**What the task requires**
Copy out all lines carrying the word "parts".

**Information supplied**
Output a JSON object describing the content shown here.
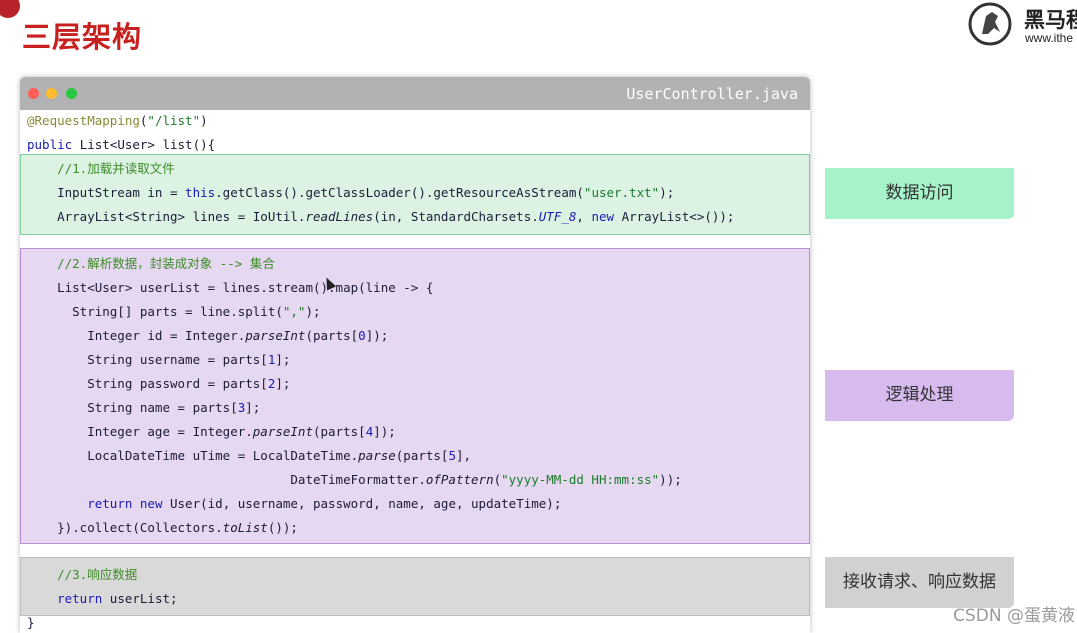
{
  "slide": {
    "title": "三层架构",
    "logo_cn": "黑马程",
    "logo_url": "www.ithe"
  },
  "editor": {
    "filename": "UserController.java",
    "lines": [
      {
        "segments": [
          {
            "t": "@RequestMapping",
            "c": "ann"
          },
          {
            "t": "(",
            "c": ""
          },
          {
            "t": "\"/list\"",
            "c": "str"
          },
          {
            "t": ")",
            "c": ""
          }
        ]
      },
      {
        "segments": [
          {
            "t": "public ",
            "c": "kw"
          },
          {
            "t": "List<User> list(){",
            "c": ""
          }
        ]
      },
      {
        "segments": [
          {
            "t": "    //1.加载并读取文件",
            "c": "cm"
          }
        ]
      },
      {
        "segments": [
          {
            "t": "    InputStream in = ",
            "c": ""
          },
          {
            "t": "this",
            "c": "kw"
          },
          {
            "t": ".getClass().getClassLoader().getResourceAsStream(",
            "c": ""
          },
          {
            "t": "\"user.txt\"",
            "c": "str"
          },
          {
            "t": ");",
            "c": ""
          }
        ]
      },
      {
        "segments": [
          {
            "t": "    ArrayList<String> lines = IoUtil.",
            "c": ""
          },
          {
            "t": "readLines",
            "c": "it"
          },
          {
            "t": "(in, StandardCharsets.",
            "c": ""
          },
          {
            "t": "UTF_8",
            "c": "it kw"
          },
          {
            "t": ", ",
            "c": ""
          },
          {
            "t": "new",
            "c": "kw"
          },
          {
            "t": " ArrayList<>());",
            "c": ""
          }
        ]
      },
      {
        "segments": [
          {
            "t": "    //2.解析数据，封装成对象 --> 集合",
            "c": "cm"
          }
        ]
      },
      {
        "segments": [
          {
            "t": "    List<User> userList = lines.stream().map(line -> {",
            "c": ""
          }
        ]
      },
      {
        "segments": [
          {
            "t": "      String[] parts = line.split(",
            "c": ""
          },
          {
            "t": "\",\"",
            "c": "str"
          },
          {
            "t": ");",
            "c": ""
          }
        ]
      },
      {
        "segments": [
          {
            "t": "        Integer id = Integer.",
            "c": ""
          },
          {
            "t": "parseInt",
            "c": "it"
          },
          {
            "t": "(parts[",
            "c": ""
          },
          {
            "t": "0",
            "c": "num"
          },
          {
            "t": "]);",
            "c": ""
          }
        ]
      },
      {
        "segments": [
          {
            "t": "        String username = parts[",
            "c": ""
          },
          {
            "t": "1",
            "c": "num"
          },
          {
            "t": "];",
            "c": ""
          }
        ]
      },
      {
        "segments": [
          {
            "t": "        String password = parts[",
            "c": ""
          },
          {
            "t": "2",
            "c": "num"
          },
          {
            "t": "];",
            "c": ""
          }
        ]
      },
      {
        "segments": [
          {
            "t": "        String name = parts[",
            "c": ""
          },
          {
            "t": "3",
            "c": "num"
          },
          {
            "t": "];",
            "c": ""
          }
        ]
      },
      {
        "segments": [
          {
            "t": "        Integer age = Integer.",
            "c": ""
          },
          {
            "t": "parseInt",
            "c": "it"
          },
          {
            "t": "(parts[",
            "c": ""
          },
          {
            "t": "4",
            "c": "num"
          },
          {
            "t": "]);",
            "c": ""
          }
        ]
      },
      {
        "segments": [
          {
            "t": "        LocalDateTime uTime = LocalDateTime.",
            "c": ""
          },
          {
            "t": "parse",
            "c": "it"
          },
          {
            "t": "(parts[",
            "c": ""
          },
          {
            "t": "5",
            "c": "num"
          },
          {
            "t": "],",
            "c": ""
          }
        ]
      },
      {
        "segments": [
          {
            "t": "                                   DateTimeFormatter.",
            "c": ""
          },
          {
            "t": "ofPattern",
            "c": "it"
          },
          {
            "t": "(",
            "c": ""
          },
          {
            "t": "\"yyyy-MM-dd HH:mm:ss\"",
            "c": "str"
          },
          {
            "t": "));",
            "c": ""
          }
        ]
      },
      {
        "segments": [
          {
            "t": "        ",
            "c": ""
          },
          {
            "t": "return new",
            "c": "kw"
          },
          {
            "t": " User(id, username, password, name, age, updateTime);",
            "c": ""
          }
        ]
      },
      {
        "segments": [
          {
            "t": "    }).collect(Collectors.",
            "c": ""
          },
          {
            "t": "toList",
            "c": "it"
          },
          {
            "t": "());",
            "c": ""
          }
        ]
      },
      {
        "segments": [
          {
            "t": "    //3.响应数据",
            "c": "cm"
          }
        ]
      },
      {
        "segments": [
          {
            "t": "    ",
            "c": ""
          },
          {
            "t": "return",
            "c": "kw"
          },
          {
            "t": " userList;",
            "c": ""
          }
        ]
      },
      {
        "segments": [
          {
            "t": "}",
            "c": ""
          }
        ]
      }
    ]
  },
  "layers": {
    "data_access": "数据访问",
    "logic": "逻辑处理",
    "request": "接收请求、响应数据"
  },
  "watermark": "CSDN @蛋黄液",
  "colors": {
    "title_red": "#c8201f",
    "green_block": "#dcf3e3",
    "purple_block": "#e6d8f0",
    "gray_block": "#d9d9d9",
    "green_label": "#a6f2c9",
    "purple_label": "#d7bbef",
    "gray_label": "#d1d1d1"
  }
}
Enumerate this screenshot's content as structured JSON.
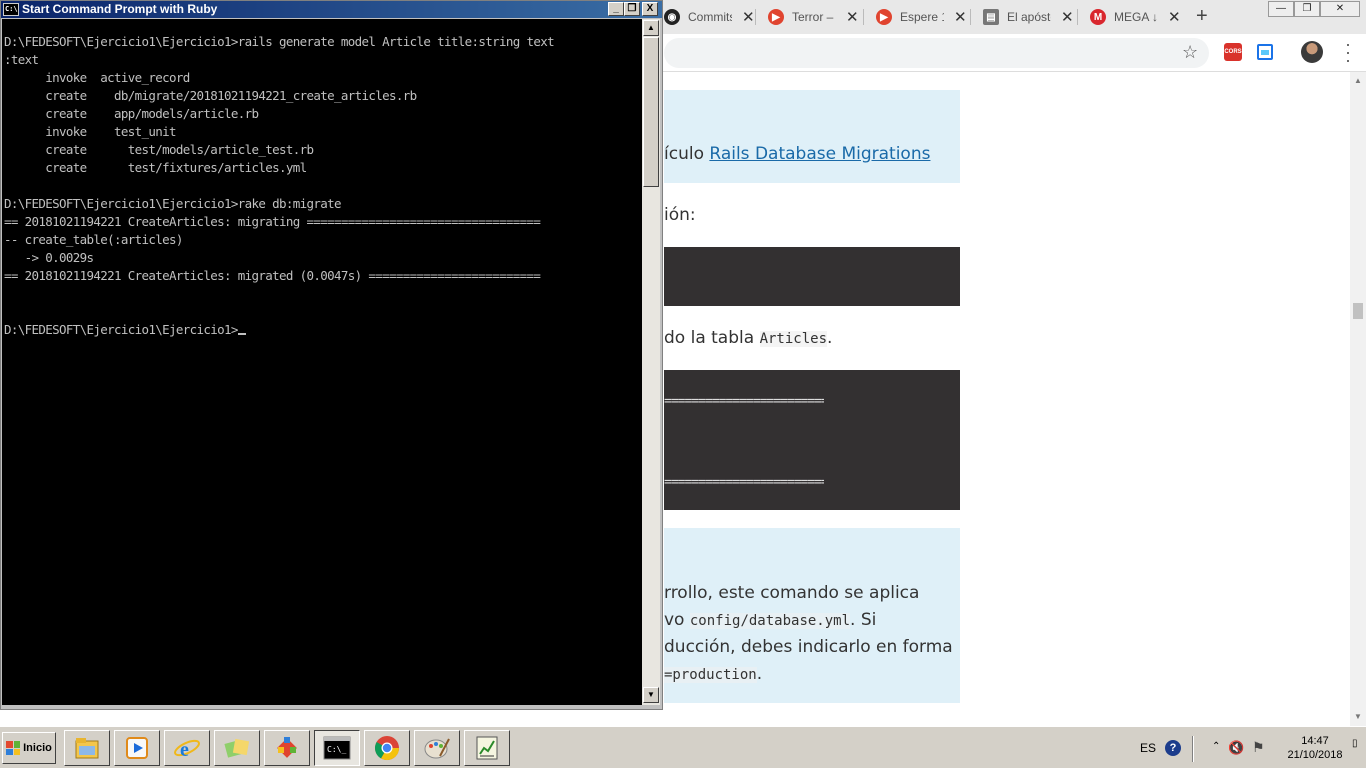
{
  "browser": {
    "tabs": [
      {
        "title": "Commits",
        "icon": "github-icon",
        "color": "#222222"
      },
      {
        "title": "Terror –",
        "icon": "play-icon",
        "color": "#e0442f"
      },
      {
        "title": "Espere 1",
        "icon": "play-icon",
        "color": "#e0442f"
      },
      {
        "title": "El apósto",
        "icon": "clipboard-icon",
        "color": "#555555"
      },
      {
        "title": "MEGA ↓",
        "icon": "mega-icon",
        "color": "#d9272e"
      }
    ],
    "new_tab": "+",
    "window_controls": [
      "—",
      "❐",
      "✕"
    ],
    "extensions": {
      "cors_label": "CORS"
    },
    "page": {
      "info1": {
        "text": "ículo ",
        "link": "Rails Database Migrations"
      },
      "line_migration": "ión:",
      "line_table_prefix": "do la tabla ",
      "line_table_code": "Articles",
      "line_table_suffix": ".",
      "eq_line": "===================================",
      "info2": {
        "line1": "rrollo, este comando se aplica",
        "line2_prefix": "vo ",
        "line2_code": "config/database.yml",
        "line2_suffix": ". Si",
        "line3": "ducción, debes indicarlo en forma",
        "line4_code": "=production",
        "line4_suffix": "."
      }
    }
  },
  "cmd": {
    "title": "Start Command Prompt with Ruby",
    "icon_text": "C:\\",
    "buttons": {
      "minimize": "_",
      "maximize": "❐",
      "close": "X"
    },
    "output": "D:\\FEDESOFT\\Ejercicio1\\Ejercicio1>rails generate model Article title:string text\n:text\n      invoke  active_record\n      create    db/migrate/20181021194221_create_articles.rb\n      create    app/models/article.rb\n      invoke    test_unit\n      create      test/models/article_test.rb\n      create      test/fixtures/articles.yml\n\nD:\\FEDESOFT\\Ejercicio1\\Ejercicio1>rake db:migrate\n== 20181021194221 CreateArticles: migrating ==================================\n-- create_table(:articles)\n   -> 0.0029s\n== 20181021194221 CreateArticles: migrated (0.0047s) =========================\n\n\nD:\\FEDESOFT\\Ejercicio1\\Ejercicio1>"
  },
  "taskbar": {
    "start_label": "Inicio",
    "apps": [
      {
        "name": "file-explorer-icon"
      },
      {
        "name": "media-player-icon"
      },
      {
        "name": "internet-explorer-icon"
      },
      {
        "name": "folders-icon"
      },
      {
        "name": "git-icon"
      },
      {
        "name": "command-prompt-icon",
        "active": true
      },
      {
        "name": "chrome-icon"
      },
      {
        "name": "paint-icon"
      },
      {
        "name": "chart-app-icon"
      }
    ],
    "tray": {
      "language": "ES",
      "help": "?",
      "time": "14:47",
      "date": "21/10/2018"
    }
  }
}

**Task answer**
            "t": "      String[] parts = line.split(",
            "t": "(parts[",
            "t": "        String username = parts[",
            "t": "        String password = parts[",
            "t": "        String name = parts[",
            "t": "(parts[",
            "t": "(parts[",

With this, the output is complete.